#### Extracted records:

========

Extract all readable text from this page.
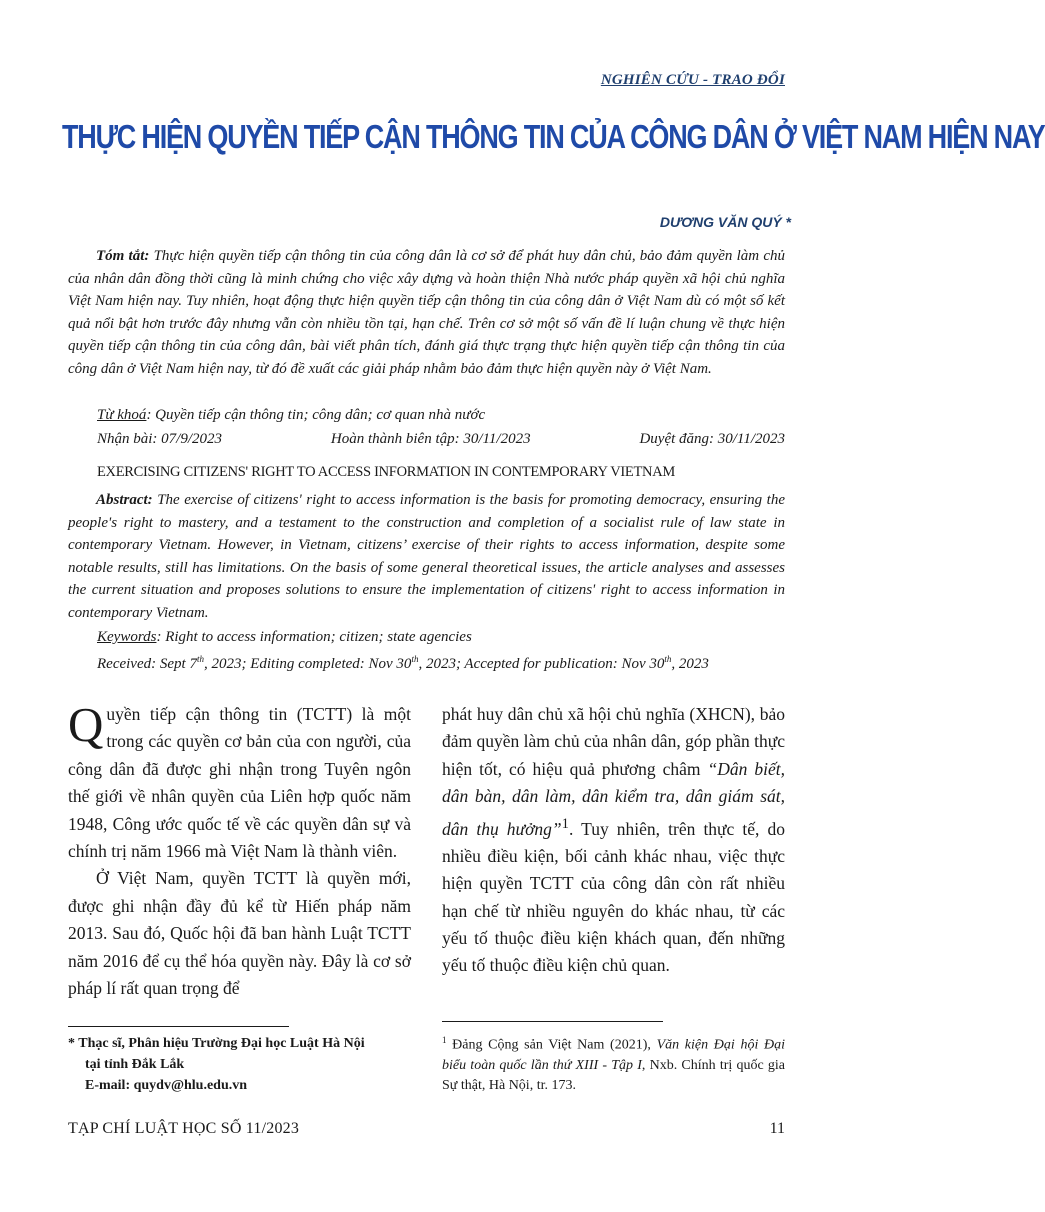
NGHIÊN CỨU - TRAO ĐỔI
THỰC HIỆN QUYỀN TIẾP CẬN THÔNG TIN CỦA CÔNG DÂN Ở VIỆT NAM HIỆN NAY
DƯƠNG VĂN QUÝ *
Tóm tắt: Thực hiện quyền tiếp cận thông tin của công dân là cơ sở để phát huy dân chủ, bảo đảm quyền làm chủ của nhân dân đồng thời cũng là minh chứng cho việc xây dựng và hoàn thiện Nhà nước pháp quyền xã hội chủ nghĩa Việt Nam hiện nay. Tuy nhiên, hoạt động thực hiện quyền tiếp cận thông tin của công dân ở Việt Nam dù có một số kết quả nổi bật hơn trước đây nhưng vẫn còn nhiều tồn tại, hạn chế. Trên cơ sở một số vấn đề lí luận chung về thực hiện quyền tiếp cận thông tin của công dân, bài viết phân tích, đánh giá thực trạng thực hiện quyền tiếp cận thông tin của công dân ở Việt Nam hiện nay, từ đó đề xuất các giải pháp nhằm bảo đảm thực hiện quyền này ở Việt Nam.
Từ khoá: Quyền tiếp cận thông tin; công dân; cơ quan nhà nước
Nhận bài: 07/9/2023	Hoàn thành biên tập: 30/11/2023	Duyệt đăng: 30/11/2023
EXERCISING CITIZENS' RIGHT TO ACCESS INFORMATION IN CONTEMPORARY VIETNAM
Abstract: The exercise of citizens' right to access information is the basis for promoting democracy, ensuring the people's right to mastery, and a testament to the construction and completion of a socialist rule of law state in contemporary Vietnam. However, in Vietnam, citizens’ exercise of their rights to access information, despite some notable results, still has limitations. On the basis of some general theoretical issues, the article analyses and assesses the current situation and proposes solutions to ensure the implementation of citizens' right to access information in contemporary Vietnam.
Keywords: Right to access information; citizen; state agencies
Received: Sept 7th, 2023; Editing completed: Nov 30th, 2023; Accepted for publication: Nov 30th, 2023

Quyền tiếp cận thông tin (TCTT) là một trong các quyền cơ bản của con người, của công dân đã được ghi nhận trong Tuyên ngôn thế giới về nhân quyền của Liên hợp quốc năm 1948, Công ước quốc tế về các quyền dân sự và chính trị năm 1966 mà Việt Nam là thành viên.

Ở Việt Nam, quyền TCTT là quyền mới, được ghi nhận đầy đủ kể từ Hiến pháp năm 2013. Sau đó, Quốc hội đã ban hành Luật TCTT năm 2016 để cụ thể hóa quyền này. Đây là cơ sở pháp lí rất quan trọng để

phát huy dân chủ xã hội chủ nghĩa (XHCN), bảo đảm quyền làm chủ của nhân dân, góp phần thực hiện tốt, có hiệu quả phương châm “Dân biết, dân bàn, dân làm, dân kiểm tra, dân giám sát, dân thụ hưởng”$^1$. Tuy nhiên, trên thực tế, do nhiều điều kiện, bối cảnh khác nhau, việc thực hiện quyền TCTT của công dân còn rất nhiều hạn chế từ nhiều nguyên do khác nhau, từ các yếu tố thuộc điều kiện khách quan, đến những yếu tố thuộc điều kiện chủ quan.

* Thạc sĩ, Phân hiệu Trường Đại học Luật Hà Nội
tại tỉnh Đắk Lắk
E-mail: quydv@hlu.edu.vn
$^1$ Đảng Cộng sản Việt Nam (2021), Văn kiện Đại hội Đại biểu toàn quốc lần thứ XIII - Tập I, Nxb. Chính trị quốc gia Sự thật, Hà Nội, tr. 173.
TẠP CHÍ LUẬT HỌC SỐ 11/2023	11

========

#### EXERCISE:
Keep every word of the data as it is when you write it out, but drop the pictures.

#### FINISHED EXERCISE:
Extract all readable text from this page.
NGHIÊN CỨU - TRAO ĐỔI
THỰC HIỆN QUYỀN TIẾP CẬN THÔNG TIN CỦA CÔNG DÂN Ở VIỆT NAM HIỆN NAY
DƯƠNG VĂN QUÝ *
Tóm tắt: Thực hiện quyền tiếp cận thông tin của công dân là cơ sở để phát huy dân chủ, bảo đảm quyền làm chủ của nhân dân đồng thời cũng là minh chứng cho việc xây dựng và hoàn thiện Nhà nước pháp quyền xã hội chủ nghĩa Việt Nam hiện nay. Tuy nhiên, hoạt động thực hiện quyền tiếp cận thông tin của công dân ở Việt Nam dù có một số kết quả nổi bật hơn trước đây nhưng vẫn còn nhiều tồn tại, hạn chế. Trên cơ sở một số vấn đề lí luận chung về thực hiện quyền tiếp cận thông tin của công dân, bài viết phân tích, đánh giá thực trạng thực hiện quyền tiếp cận thông tin của công dân ở Việt Nam hiện nay, từ đó đề xuất các giải pháp nhằm bảo đảm thực hiện quyền này ở Việt Nam.
Từ khoá: Quyền tiếp cận thông tin; công dân; cơ quan nhà nước
Nhận bài: 07/9/2023	Hoàn thành biên tập: 30/11/2023	Duyệt đăng: 30/11/2023
EXERCISING CITIZENS' RIGHT TO ACCESS INFORMATION IN CONTEMPORARY VIETNAM
Abstract: The exercise of citizens' right to access information is the basis for promoting democracy, ensuring the people's right to mastery, and a testament to the construction and completion of a socialist rule of law state in contemporary Vietnam. However, in Vietnam, citizens’ exercise of their rights to access information, despite some notable results, still has limitations. On the basis of some general theoretical issues, the article analyses and assesses the current situation and proposes solutions to ensure the implementation of citizens' right to access information in contemporary Vietnam.
Keywords: Right to access information; citizen; state agencies
Received: Sept 7th, 2023; Editing completed: Nov 30th, 2023; Accepted for publication: Nov 30th, 2023

Quyền tiếp cận thông tin (TCTT) là một trong các quyền cơ bản của con người, của công dân đã được ghi nhận trong Tuyên ngôn thế giới về nhân quyền của Liên hợp quốc năm 1948, Công ước quốc tế về các quyền dân sự và chính trị năm 1966 mà Việt Nam là thành viên.

Ở Việt Nam, quyền TCTT là quyền mới, được ghi nhận đầy đủ kể từ Hiến pháp năm 2013. Sau đó, Quốc hội đã ban hành Luật TCTT năm 2016 để cụ thể hóa quyền này. Đây là cơ sở pháp lí rất quan trọng để

phát huy dân chủ xã hội chủ nghĩa (XHCN), bảo đảm quyền làm chủ của nhân dân, góp phần thực hiện tốt, có hiệu quả phương châm “Dân biết, dân bàn, dân làm, dân kiểm tra, dân giám sát, dân thụ hưởng”$^1$. Tuy nhiên, trên thực tế, do nhiều điều kiện, bối cảnh khác nhau, việc thực hiện quyền TCTT của công dân còn rất nhiều hạn chế từ nhiều nguyên do khác nhau, từ các yếu tố thuộc điều kiện khách quan, đến những yếu tố thuộc điều kiện chủ quan.

* Thạc sĩ, Phân hiệu Trường Đại học Luật Hà Nội
tại tỉnh Đắk Lắk
E-mail: quydv@hlu.edu.vn
$^1$ Đảng Cộng sản Việt Nam (2021), Văn kiện Đại hội Đại biểu toàn quốc lần thứ XIII - Tập I, Nxb. Chính trị quốc gia Sự thật, Hà Nội, tr. 173.
TẠP CHÍ LUẬT HỌC SỐ 11/2023	11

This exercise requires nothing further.